#### Exercise brief:
Could you rename "incoming-message-bubble" to "inbound-message-bubble" in the data from the line with "conversation-actions [628, 24, 837, 59]" up to and including the line with "mark-unread-button[interactable] [757, 24, 794, 59]", and return only those lines with nothing else changed?

------------------------------------------------------------

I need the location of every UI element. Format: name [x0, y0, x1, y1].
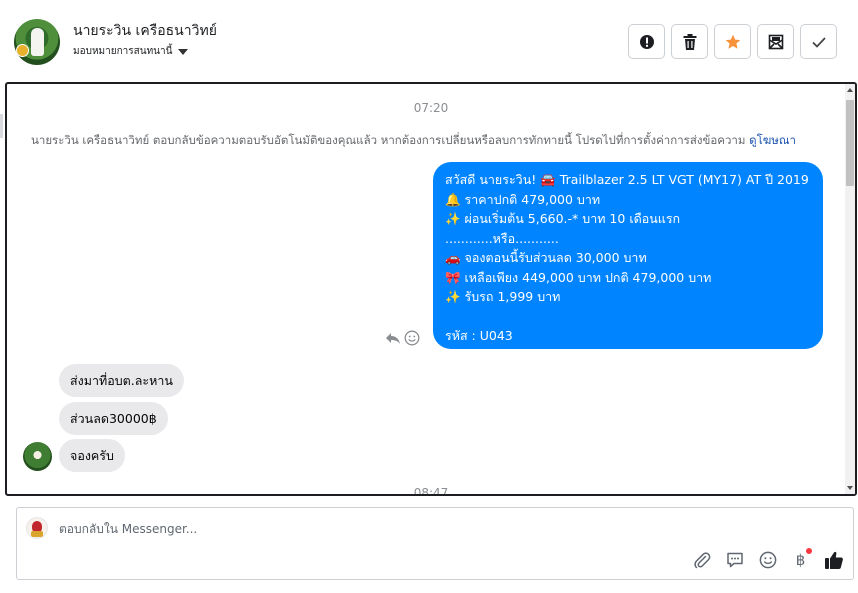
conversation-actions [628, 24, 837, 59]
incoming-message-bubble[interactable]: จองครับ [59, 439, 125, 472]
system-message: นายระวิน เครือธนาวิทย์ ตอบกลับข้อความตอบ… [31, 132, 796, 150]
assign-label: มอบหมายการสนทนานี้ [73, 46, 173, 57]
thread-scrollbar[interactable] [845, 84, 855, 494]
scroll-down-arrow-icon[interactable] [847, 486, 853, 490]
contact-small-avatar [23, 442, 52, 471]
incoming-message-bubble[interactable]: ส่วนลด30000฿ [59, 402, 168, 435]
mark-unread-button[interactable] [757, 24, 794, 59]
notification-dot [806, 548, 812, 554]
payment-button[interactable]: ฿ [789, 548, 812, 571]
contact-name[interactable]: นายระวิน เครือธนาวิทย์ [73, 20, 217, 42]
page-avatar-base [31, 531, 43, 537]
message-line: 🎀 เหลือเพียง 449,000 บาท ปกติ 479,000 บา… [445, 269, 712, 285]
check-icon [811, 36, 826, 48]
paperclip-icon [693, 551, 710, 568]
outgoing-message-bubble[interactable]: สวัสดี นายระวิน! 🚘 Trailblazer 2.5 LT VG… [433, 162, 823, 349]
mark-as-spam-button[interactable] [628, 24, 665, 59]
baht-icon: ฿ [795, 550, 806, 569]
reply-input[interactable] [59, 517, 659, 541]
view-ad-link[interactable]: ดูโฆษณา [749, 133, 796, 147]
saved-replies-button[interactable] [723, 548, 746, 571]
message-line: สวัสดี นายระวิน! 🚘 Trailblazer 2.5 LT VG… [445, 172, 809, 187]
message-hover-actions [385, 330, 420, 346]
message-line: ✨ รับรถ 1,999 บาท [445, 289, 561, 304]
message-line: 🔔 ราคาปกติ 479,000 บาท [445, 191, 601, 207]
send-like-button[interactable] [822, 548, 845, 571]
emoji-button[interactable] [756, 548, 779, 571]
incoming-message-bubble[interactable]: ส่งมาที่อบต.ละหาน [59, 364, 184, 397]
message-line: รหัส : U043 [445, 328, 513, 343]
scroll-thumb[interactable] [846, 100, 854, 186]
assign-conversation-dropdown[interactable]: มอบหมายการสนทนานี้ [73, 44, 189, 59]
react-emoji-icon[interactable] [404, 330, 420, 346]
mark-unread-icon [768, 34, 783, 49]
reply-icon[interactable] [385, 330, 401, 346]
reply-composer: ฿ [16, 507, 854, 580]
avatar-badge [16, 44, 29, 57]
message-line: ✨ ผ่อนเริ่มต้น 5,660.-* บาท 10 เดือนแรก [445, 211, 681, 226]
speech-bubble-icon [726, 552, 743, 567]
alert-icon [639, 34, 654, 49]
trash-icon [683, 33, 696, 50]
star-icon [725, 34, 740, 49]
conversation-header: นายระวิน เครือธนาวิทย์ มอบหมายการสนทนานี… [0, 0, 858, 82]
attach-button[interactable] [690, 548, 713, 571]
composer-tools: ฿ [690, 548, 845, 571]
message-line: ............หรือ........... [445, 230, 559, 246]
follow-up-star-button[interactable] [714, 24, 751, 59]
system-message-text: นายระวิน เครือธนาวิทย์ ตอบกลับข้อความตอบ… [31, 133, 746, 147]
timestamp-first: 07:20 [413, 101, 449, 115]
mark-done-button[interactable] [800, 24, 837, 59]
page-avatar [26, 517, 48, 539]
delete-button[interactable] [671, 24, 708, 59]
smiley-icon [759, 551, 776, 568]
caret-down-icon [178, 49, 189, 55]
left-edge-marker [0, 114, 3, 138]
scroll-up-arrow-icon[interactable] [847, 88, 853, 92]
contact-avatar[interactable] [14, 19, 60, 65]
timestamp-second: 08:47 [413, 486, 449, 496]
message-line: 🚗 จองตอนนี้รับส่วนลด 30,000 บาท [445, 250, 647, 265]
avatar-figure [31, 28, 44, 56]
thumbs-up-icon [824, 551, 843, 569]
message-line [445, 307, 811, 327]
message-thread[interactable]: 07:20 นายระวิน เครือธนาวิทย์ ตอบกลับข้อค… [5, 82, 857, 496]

------------------------------------------------------------

#### Complete answer:
conversation-actions [628, 24, 837, 59]
inbound-message-bubble[interactable]: จองครับ [59, 439, 125, 472]
system-message: นายระวิน เครือธนาวิทย์ ตอบกลับข้อความตอบ… [31, 132, 796, 150]
assign-label: มอบหมายการสนทนานี้ [73, 46, 173, 57]
thread-scrollbar[interactable] [845, 84, 855, 494]
scroll-down-arrow-icon[interactable] [847, 486, 853, 490]
contact-small-avatar [23, 442, 52, 471]
inbound-message-bubble[interactable]: ส่วนลด30000฿ [59, 402, 168, 435]
mark-unread-button[interactable] [757, 24, 794, 59]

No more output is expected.